:: Stated goal ::
Filter these entries, keeping only lines that hold the word "police".

[Stored records]
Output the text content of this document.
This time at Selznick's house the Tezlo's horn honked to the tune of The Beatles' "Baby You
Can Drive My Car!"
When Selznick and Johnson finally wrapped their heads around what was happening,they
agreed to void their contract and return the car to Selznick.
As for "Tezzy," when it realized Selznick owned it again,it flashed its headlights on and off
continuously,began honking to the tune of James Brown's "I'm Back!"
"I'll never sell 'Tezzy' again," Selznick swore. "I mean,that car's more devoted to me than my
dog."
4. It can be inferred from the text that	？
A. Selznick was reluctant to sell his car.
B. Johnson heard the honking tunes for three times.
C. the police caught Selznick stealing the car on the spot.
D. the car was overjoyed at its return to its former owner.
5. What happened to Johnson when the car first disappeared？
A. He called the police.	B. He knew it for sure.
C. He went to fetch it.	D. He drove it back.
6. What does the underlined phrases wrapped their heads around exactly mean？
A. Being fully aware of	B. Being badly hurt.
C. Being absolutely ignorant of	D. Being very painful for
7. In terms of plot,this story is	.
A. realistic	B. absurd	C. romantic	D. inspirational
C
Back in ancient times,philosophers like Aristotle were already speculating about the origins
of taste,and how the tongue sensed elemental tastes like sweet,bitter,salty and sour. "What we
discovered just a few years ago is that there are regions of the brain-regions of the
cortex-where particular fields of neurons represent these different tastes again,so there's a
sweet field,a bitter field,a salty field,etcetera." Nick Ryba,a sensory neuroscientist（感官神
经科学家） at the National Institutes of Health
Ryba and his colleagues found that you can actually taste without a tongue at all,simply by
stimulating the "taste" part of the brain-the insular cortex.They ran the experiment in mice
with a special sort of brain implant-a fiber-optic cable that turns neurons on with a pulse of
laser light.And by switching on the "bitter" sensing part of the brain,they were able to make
---
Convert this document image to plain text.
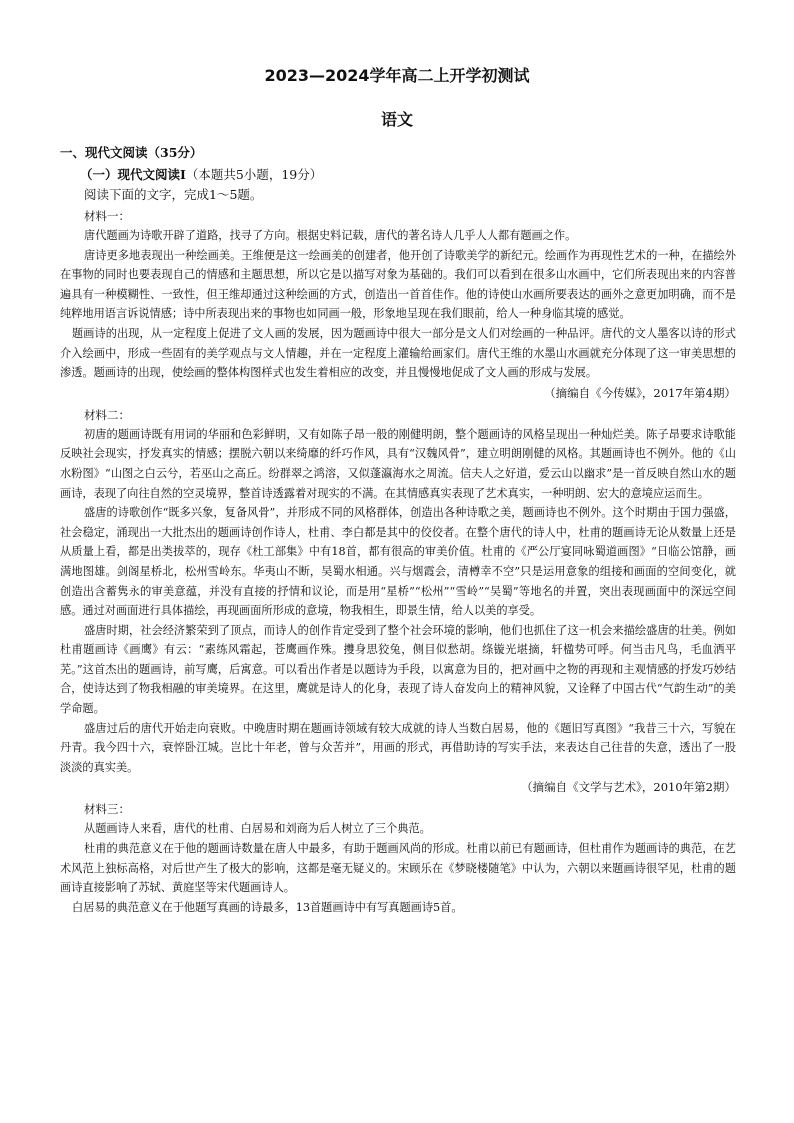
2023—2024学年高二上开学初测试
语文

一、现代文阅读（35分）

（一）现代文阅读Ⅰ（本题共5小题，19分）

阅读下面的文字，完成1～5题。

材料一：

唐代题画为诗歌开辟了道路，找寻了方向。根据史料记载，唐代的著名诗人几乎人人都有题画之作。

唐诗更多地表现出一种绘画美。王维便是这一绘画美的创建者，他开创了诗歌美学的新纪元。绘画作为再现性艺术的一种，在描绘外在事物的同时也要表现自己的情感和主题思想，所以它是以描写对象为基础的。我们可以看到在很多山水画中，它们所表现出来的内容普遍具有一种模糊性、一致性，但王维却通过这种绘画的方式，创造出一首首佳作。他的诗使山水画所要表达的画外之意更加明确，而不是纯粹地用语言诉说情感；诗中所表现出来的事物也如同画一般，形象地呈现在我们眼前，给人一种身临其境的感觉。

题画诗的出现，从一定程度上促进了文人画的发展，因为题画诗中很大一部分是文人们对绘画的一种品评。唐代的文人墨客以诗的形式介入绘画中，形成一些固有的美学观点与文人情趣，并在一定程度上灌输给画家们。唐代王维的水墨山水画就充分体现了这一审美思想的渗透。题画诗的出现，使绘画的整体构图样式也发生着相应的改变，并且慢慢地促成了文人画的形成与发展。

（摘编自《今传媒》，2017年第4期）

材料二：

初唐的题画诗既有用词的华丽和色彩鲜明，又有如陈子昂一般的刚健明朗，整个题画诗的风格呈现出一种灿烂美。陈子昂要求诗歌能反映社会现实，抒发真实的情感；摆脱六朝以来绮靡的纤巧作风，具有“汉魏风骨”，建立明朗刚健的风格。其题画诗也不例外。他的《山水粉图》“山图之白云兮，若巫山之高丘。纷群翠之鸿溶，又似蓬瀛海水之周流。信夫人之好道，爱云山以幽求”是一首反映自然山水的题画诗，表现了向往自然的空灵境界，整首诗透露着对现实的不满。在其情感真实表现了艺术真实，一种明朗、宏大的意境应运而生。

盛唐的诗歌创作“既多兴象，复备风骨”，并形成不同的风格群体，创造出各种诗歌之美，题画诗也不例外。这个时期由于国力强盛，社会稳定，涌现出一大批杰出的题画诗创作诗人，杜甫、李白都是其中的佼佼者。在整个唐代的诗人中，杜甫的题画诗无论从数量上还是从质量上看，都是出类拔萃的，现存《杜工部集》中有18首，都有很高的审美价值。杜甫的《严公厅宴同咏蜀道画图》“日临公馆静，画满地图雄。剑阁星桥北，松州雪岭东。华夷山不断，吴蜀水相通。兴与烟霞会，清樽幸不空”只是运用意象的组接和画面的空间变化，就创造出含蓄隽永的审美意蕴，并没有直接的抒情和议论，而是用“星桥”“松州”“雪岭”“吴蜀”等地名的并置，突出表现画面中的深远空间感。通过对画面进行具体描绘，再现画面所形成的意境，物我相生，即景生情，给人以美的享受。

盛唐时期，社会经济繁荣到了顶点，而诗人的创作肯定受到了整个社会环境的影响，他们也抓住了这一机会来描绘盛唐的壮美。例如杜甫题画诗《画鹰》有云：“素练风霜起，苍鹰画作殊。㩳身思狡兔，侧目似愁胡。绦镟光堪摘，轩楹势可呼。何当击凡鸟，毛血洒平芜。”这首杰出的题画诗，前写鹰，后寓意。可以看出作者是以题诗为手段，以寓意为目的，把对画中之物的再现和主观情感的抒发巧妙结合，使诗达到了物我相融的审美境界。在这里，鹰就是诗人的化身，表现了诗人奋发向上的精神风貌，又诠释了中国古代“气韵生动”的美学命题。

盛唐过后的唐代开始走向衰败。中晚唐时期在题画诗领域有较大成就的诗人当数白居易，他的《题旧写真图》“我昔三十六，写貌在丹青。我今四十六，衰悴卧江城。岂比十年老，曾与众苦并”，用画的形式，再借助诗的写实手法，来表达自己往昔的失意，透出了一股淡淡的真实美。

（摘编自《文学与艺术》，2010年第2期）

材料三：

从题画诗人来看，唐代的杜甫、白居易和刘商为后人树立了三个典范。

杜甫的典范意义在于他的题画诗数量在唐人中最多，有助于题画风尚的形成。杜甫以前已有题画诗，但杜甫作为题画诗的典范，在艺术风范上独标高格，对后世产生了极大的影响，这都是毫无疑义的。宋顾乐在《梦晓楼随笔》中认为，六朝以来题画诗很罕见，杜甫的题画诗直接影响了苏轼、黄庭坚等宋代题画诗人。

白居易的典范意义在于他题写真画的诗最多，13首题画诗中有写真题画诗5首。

:: Complete answer ::
C. the police caught Selznick stealing the car on the spot.
A. He called the police.	B. He knew it for sure.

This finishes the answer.